Can you find the lines of the listing that include "A₁B₁C₁" and copy every one?

§ Task input

* Start *

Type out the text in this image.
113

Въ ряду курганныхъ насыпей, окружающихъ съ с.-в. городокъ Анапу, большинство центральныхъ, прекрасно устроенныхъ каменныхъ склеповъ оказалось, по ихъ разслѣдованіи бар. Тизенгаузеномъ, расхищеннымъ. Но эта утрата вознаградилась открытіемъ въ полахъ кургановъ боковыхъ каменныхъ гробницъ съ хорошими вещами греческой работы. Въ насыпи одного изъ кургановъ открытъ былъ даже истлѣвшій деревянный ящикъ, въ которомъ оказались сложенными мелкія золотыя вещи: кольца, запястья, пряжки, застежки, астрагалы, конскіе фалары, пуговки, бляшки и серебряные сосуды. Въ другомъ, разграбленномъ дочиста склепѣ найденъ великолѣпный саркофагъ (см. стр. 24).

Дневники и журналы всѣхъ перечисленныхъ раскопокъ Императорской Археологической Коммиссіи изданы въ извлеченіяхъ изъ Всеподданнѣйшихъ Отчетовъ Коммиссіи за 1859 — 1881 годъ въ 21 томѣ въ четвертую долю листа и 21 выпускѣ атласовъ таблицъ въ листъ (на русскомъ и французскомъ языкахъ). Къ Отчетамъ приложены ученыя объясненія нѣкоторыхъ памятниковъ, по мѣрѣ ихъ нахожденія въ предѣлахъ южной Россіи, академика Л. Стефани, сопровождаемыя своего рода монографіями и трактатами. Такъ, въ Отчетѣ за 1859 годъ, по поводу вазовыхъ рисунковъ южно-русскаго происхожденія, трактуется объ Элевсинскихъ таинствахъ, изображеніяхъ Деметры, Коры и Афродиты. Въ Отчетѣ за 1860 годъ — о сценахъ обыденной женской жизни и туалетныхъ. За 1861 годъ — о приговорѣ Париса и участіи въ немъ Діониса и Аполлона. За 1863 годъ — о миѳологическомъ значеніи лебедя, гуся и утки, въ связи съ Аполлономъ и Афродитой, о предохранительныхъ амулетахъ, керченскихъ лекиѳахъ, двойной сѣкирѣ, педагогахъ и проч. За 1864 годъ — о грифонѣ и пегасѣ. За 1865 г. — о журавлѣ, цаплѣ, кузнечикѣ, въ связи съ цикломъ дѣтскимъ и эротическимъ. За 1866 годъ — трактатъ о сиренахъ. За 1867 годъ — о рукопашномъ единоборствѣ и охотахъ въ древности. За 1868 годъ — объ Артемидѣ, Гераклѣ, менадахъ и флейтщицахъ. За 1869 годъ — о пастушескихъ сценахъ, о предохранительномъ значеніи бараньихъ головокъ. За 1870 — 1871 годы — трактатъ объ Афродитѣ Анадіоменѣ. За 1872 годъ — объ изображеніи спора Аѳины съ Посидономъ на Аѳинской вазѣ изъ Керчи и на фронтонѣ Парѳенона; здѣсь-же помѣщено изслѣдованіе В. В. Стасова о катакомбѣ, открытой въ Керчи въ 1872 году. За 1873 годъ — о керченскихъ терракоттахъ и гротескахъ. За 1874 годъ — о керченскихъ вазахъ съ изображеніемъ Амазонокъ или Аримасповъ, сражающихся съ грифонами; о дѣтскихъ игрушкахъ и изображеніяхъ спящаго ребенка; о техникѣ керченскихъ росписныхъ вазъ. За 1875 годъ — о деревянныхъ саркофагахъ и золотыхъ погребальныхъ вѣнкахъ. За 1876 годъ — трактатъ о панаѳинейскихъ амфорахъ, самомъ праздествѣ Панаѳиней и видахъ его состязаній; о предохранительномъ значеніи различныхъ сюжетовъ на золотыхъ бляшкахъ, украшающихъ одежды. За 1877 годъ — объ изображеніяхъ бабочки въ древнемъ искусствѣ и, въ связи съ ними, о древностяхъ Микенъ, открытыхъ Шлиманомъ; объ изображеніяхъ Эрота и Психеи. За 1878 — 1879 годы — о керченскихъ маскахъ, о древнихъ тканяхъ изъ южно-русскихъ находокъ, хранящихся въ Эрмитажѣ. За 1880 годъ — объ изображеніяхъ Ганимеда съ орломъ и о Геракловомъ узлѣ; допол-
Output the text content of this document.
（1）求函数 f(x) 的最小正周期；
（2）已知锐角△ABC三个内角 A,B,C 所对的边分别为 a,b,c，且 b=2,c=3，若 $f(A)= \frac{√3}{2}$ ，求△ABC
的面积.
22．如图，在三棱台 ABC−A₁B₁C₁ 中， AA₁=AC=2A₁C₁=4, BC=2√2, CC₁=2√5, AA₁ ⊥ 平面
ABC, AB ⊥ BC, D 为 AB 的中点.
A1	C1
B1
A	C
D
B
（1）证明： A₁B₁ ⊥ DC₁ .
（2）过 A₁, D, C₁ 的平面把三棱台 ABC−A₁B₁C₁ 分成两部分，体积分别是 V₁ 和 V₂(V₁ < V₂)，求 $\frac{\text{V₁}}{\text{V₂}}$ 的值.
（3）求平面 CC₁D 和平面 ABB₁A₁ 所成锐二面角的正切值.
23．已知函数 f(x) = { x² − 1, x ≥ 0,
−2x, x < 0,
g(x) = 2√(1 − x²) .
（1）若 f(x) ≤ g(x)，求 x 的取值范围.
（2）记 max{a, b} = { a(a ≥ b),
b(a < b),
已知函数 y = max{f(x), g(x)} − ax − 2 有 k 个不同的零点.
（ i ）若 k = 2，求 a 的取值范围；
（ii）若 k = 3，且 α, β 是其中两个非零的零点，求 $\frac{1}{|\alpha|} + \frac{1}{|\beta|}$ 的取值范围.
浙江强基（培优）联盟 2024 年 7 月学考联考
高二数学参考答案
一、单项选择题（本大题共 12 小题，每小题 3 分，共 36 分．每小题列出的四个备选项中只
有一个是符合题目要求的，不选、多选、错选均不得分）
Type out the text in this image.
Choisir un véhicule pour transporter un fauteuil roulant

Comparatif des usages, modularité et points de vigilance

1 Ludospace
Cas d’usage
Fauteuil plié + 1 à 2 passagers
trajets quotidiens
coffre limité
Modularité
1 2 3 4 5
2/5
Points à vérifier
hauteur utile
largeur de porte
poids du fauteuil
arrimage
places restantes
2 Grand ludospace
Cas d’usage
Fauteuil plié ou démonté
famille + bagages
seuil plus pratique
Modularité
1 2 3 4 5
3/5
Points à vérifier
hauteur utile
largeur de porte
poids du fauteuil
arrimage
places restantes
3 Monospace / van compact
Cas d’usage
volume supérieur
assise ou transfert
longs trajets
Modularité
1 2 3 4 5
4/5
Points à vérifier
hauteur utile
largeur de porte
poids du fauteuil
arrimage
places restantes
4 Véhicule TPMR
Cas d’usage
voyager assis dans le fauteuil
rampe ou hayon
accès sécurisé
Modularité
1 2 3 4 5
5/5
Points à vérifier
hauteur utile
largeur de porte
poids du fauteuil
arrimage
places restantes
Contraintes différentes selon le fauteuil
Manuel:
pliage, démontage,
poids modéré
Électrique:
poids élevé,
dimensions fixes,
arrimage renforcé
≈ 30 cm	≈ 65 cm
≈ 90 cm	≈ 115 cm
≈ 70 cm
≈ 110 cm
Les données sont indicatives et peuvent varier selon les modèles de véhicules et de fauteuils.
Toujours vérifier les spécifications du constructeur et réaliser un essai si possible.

* End *

§ Answer for this exercise
22．如图，在三棱台 ABC−A₁B₁C₁ 中， AA₁=AC=2A₁C₁=4, BC=2√2, CC₁=2√5, AA₁ ⊥ 平面
（2）过 A₁, D, C₁ 的平面把三棱台 ABC−A₁B₁C₁ 分成两部分，体积分别是 V₁ 和 V₂(V₁ < V₂)，求 $\frac{\text{V₁}}{\text{V₂}}$ 的值.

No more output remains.